- _WHAT TO PRODUCE_:
All records shown below should be given again, character for character.
****************************************
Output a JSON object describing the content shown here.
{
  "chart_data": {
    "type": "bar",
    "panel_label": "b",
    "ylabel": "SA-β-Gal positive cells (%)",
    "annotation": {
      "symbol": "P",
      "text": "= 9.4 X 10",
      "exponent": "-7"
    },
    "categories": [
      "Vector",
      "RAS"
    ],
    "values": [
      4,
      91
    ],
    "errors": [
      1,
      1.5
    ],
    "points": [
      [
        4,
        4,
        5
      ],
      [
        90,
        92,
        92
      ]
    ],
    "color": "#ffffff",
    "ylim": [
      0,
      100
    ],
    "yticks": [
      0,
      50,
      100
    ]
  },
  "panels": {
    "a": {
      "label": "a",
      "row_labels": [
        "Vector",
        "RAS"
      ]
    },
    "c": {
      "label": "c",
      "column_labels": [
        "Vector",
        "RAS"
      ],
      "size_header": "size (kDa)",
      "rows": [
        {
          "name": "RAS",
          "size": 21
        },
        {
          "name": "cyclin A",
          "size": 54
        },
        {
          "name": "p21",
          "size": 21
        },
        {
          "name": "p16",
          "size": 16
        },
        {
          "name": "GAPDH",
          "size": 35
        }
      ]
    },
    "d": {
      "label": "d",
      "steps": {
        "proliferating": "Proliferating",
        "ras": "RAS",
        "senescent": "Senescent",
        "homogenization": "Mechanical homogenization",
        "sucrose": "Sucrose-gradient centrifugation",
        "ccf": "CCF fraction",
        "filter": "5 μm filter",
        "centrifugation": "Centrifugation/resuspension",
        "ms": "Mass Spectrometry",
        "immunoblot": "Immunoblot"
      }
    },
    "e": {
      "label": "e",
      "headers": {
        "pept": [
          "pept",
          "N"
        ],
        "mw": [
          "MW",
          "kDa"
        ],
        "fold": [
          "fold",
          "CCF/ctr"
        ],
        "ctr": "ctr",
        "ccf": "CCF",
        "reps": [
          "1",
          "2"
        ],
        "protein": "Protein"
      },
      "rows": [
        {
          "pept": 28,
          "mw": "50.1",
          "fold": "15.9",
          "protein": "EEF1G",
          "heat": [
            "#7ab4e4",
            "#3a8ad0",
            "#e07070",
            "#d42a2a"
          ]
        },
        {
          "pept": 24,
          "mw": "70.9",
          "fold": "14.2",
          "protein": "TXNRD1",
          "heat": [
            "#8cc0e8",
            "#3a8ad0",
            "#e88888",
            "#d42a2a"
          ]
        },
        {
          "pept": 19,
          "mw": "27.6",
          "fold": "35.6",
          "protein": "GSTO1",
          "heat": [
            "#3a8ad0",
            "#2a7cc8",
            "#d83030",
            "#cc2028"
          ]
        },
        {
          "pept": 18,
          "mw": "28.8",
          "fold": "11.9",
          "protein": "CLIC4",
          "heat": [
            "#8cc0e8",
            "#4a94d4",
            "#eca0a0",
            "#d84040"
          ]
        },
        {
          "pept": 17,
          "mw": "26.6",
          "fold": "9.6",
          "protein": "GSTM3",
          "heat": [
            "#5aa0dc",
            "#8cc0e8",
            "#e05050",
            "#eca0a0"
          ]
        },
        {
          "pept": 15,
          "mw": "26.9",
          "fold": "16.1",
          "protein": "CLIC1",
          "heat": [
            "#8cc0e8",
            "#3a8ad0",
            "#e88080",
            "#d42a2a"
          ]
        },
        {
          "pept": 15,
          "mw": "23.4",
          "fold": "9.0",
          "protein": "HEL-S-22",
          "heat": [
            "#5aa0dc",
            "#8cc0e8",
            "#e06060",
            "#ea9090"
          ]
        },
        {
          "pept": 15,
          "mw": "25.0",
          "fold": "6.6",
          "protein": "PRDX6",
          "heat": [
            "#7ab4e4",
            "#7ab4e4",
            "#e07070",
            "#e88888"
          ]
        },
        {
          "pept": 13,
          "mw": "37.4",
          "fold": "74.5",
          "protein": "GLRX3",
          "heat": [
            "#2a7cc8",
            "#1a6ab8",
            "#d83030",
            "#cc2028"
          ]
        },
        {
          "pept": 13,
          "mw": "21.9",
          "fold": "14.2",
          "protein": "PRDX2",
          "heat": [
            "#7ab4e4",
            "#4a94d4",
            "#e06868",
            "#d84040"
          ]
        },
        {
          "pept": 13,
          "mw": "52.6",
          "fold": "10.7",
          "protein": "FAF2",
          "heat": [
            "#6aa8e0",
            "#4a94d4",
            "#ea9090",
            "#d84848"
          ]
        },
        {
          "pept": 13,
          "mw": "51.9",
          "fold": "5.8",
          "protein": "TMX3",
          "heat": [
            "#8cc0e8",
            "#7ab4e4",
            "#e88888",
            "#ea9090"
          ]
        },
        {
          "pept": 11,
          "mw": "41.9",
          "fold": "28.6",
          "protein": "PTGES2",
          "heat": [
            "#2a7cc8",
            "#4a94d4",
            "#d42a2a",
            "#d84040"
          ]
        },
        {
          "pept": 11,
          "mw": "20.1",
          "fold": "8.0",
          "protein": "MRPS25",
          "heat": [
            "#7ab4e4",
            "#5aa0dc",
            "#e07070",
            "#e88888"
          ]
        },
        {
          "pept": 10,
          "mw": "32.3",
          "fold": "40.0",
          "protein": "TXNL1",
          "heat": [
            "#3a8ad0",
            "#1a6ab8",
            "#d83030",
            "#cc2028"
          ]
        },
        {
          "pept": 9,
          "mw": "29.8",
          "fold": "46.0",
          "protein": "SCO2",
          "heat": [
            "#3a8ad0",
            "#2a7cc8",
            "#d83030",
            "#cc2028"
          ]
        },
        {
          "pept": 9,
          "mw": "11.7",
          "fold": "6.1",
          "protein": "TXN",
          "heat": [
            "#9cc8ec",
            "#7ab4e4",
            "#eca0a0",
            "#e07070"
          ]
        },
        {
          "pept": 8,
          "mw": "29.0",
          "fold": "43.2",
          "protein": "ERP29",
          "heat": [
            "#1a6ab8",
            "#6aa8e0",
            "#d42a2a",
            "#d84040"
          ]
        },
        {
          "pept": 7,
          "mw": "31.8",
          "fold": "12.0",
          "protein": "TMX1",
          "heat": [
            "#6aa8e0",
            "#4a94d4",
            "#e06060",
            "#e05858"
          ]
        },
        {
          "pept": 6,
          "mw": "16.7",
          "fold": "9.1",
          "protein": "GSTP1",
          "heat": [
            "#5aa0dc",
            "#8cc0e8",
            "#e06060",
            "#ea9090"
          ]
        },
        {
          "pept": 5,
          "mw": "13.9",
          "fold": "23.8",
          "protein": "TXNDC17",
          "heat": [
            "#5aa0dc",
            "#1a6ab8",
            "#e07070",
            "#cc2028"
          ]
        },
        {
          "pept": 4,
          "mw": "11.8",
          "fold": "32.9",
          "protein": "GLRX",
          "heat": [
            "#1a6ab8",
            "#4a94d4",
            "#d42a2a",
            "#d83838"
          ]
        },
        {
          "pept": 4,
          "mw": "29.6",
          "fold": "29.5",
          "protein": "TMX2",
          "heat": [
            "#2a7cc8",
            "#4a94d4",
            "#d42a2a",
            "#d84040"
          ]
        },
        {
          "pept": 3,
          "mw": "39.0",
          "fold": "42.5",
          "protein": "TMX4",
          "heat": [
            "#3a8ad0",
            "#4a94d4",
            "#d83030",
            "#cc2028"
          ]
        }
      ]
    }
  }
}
****************************************
- _EXERCISE RESULT_:
Output a JSON object describing the content shown here.
{
  "chart_data": {
    "type": "bar",
    "panel_label": "b",
    "ylabel": "SA-β-Gal positive cells (%)",
    "annotation": {
      "symbol": "P",
      "text": "= 9.4 X 10",
      "exponent": "-7"
    },
    "categories": [
      "Vector",
      "RAS"
    ],
    "values": [
      4,
      91
    ],
    "errors": [
      1,
      1.5
    ],
    "points": [
      [
        4,
        4,
        5
      ],
      [
        90,
        92,
        92
      ]
    ],
    "color": "#ffffff",
    "ylim": [
      0,
      100
    ],
    "yticks": [
      0,
      50,
      100
    ]
  },
  "panels": {
    "a": {
      "label": "a",
      "row_labels": [
        "Vector",
        "RAS"
      ]
    },
    "c": {
      "label": "c",
      "column_labels": [
        "Vector",
        "RAS"
      ],
      "size_header": "size (kDa)",
      "rows": [
        {
          "name": "RAS",
          "size": 21
        },
        {
          "name": "cyclin A",
          "size": 54
        },
        {
          "name": "p21",
          "size": 21
        },
        {
          "name": "p16",
          "size": 16
        },
        {
          "name": "GAPDH",
          "size": 35
        }
      ]
    },
    "d": {
      "label": "d",
      "steps": {
        "proliferating": "Proliferating",
        "ras": "RAS",
        "senescent": "Senescent",
        "homogenization": "Mechanical homogenization",
        "sucrose": "Sucrose-gradient centrifugation",
        "ccf": "CCF fraction",
        "filter": "5 μm filter",
        "centrifugation": "Centrifugation/resuspension",
        "ms": "Mass Spectrometry",
        "immunoblot": "Immunoblot"
      }
    },
    "e": {
      "label": "e",
      "headers": {
        "pept": [
          "pept",
          "N"
        ],
        "mw": [
          "MW",
          "kDa"
        ],
        "fold": [
          "fold",
          "CCF/ctr"
        ],
        "ctr": "ctr",
        "ccf": "CCF",
        "reps": [
          "1",
          "2"
        ],
        "protein": "Protein"
      },
      "rows": [
        {
          "pept": 28,
          "mw": "50.1",
          "fold": "15.9",
          "protein": "EEF1G",
          "heat": [
            "#7ab4e4",
            "#3a8ad0",
            "#e07070",
            "#d42a2a"
          ]
        },
        {
          "pept": 24,
          "mw": "70.9",
          "fold": "14.2",
          "protein": "TXNRD1",
          "heat": [
            "#8cc0e8",
            "#3a8ad0",
            "#e88888",
            "#d42a2a"
          ]
        },
        {
          "pept": 19,
          "mw": "27.6",
          "fold": "35.6",
          "protein": "GSTO1",
          "heat": [
            "#3a8ad0",
            "#2a7cc8",
            "#d83030",
            "#cc2028"
          ]
        },
        {
          "pept": 18,
          "mw": "28.8",
          "fold": "11.9",
          "protein": "CLIC4",
          "heat": [
            "#8cc0e8",
            "#4a94d4",
            "#eca0a0",
            "#d84040"
          ]
        },
        {
          "pept": 17,
          "mw": "26.6",
          "fold": "9.6",
          "protein": "GSTM3",
          "heat": [
            "#5aa0dc",
            "#8cc0e8",
            "#e05050",
            "#eca0a0"
          ]
        },
        {
          "pept": 15,
          "mw": "26.9",
          "fold": "16.1",
          "protein": "CLIC1",
          "heat": [
            "#8cc0e8",
            "#3a8ad0",
            "#e88080",
            "#d42a2a"
          ]
        },
        {
          "pept": 15,
          "mw": "23.4",
          "fold": "9.0",
          "protein": "HEL-S-22",
          "heat": [
            "#5aa0dc",
            "#8cc0e8",
            "#e06060",
            "#ea9090"
          ]
        },
        {
          "pept": 15,
          "mw": "25.0",
          "fold": "6.6",
          "protein": "PRDX6",
          "heat": [
            "#7ab4e4",
            "#7ab4e4",
            "#e07070",
            "#e88888"
          ]
        },
        {
          "pept": 13,
          "mw": "37.4",
          "fold": "74.5",
          "protein": "GLRX3",
          "heat": [
            "#2a7cc8",
            "#1a6ab8",
            "#d83030",
            "#cc2028"
          ]
        },
        {
          "pept": 13,
          "mw": "21.9",
          "fold": "14.2",
          "protein": "PRDX2",
          "heat": [
            "#7ab4e4",
            "#4a94d4",
            "#e06868",
            "#d84040"
          ]
        },
        {
          "pept": 13,
          "mw": "52.6",
          "fold": "10.7",
          "protein": "FAF2",
          "heat": [
            "#6aa8e0",
            "#4a94d4",
            "#ea9090",
            "#d84848"
          ]
        },
        {
          "pept": 13,
          "mw": "51.9",
          "fold": "5.8",
          "protein": "TMX3",
          "heat": [
            "#8cc0e8",
            "#7ab4e4",
            "#e88888",
            "#ea9090"
          ]
        },
        {
          "pept": 11,
          "mw": "41.9",
          "fold": "28.6",
          "protein": "PTGES2",
          "heat": [
            "#2a7cc8",
            "#4a94d4",
            "#d42a2a",
            "#d84040"
          ]
        },
        {
          "pept": 11,
          "mw": "20.1",
          "fold": "8.0",
          "protein": "MRPS25",
          "heat": [
            "#7ab4e4",
            "#5aa0dc",
            "#e07070",
            "#e88888"
          ]
        },
        {
          "pept": 10,
          "mw": "32.3",
          "fold": "40.0",
          "protein": "TXNL1",
          "heat": [
            "#3a8ad0",
            "#1a6ab8",
            "#d83030",
            "#cc2028"
          ]
        },
        {
          "pept": 9,
          "mw": "29.8",
          "fold": "46.0",
          "protein": "SCO2",
          "heat": [
            "#3a8ad0",
            "#2a7cc8",
            "#d83030",
            "#cc2028"
          ]
        },
        {
          "pept": 9,
          "mw": "11.7",
          "fold": "6.1",
          "protein": "TXN",
          "heat": [
            "#9cc8ec",
            "#7ab4e4",
            "#eca0a0",
            "#e07070"
          ]
        },
        {
          "pept": 8,
          "mw": "29.0",
          "fold": "43.2",
          "protein": "ERP29",
          "heat": [
            "#1a6ab8",
            "#6aa8e0",
            "#d42a2a",
            "#d84040"
          ]
        },
        {
          "pept": 7,
          "mw": "31.8",
          "fold": "12.0",
          "protein": "TMX1",
          "heat": [
            "#6aa8e0",
            "#4a94d4",
            "#e06060",
            "#e05858"
          ]
        },
        {
          "pept": 6,
          "mw": "16.7",
          "fold": "9.1",
          "protein": "GSTP1",
          "heat": [
            "#5aa0dc",
            "#8cc0e8",
            "#e06060",
            "#ea9090"
          ]
        },
        {
          "pept": 5,
          "mw": "13.9",
          "fold": "23.8",
          "protein": "TXNDC17",
          "heat": [
            "#5aa0dc",
            "#1a6ab8",
            "#e07070",
            "#cc2028"
          ]
        },
        {
          "pept": 4,
          "mw": "11.8",
          "fold": "32.9",
          "protein": "GLRX",
          "heat": [
            "#1a6ab8",
            "#4a94d4",
            "#d42a2a",
            "#d83838"
          ]
        },
        {
          "pept": 4,
          "mw": "29.6",
          "fold": "29.5",
          "protein": "TMX2",
          "heat": [
            "#2a7cc8",
            "#4a94d4",
            "#d42a2a",
            "#d84040"
          ]
        },
        {
          "pept": 3,
          "mw": "39.0",
          "fold": "42.5",
          "protein": "TMX4",
          "heat": [
            "#3a8ad0",
            "#4a94d4",
            "#d83030",
            "#cc2028"
          ]
        }
      ]
    }
  }
}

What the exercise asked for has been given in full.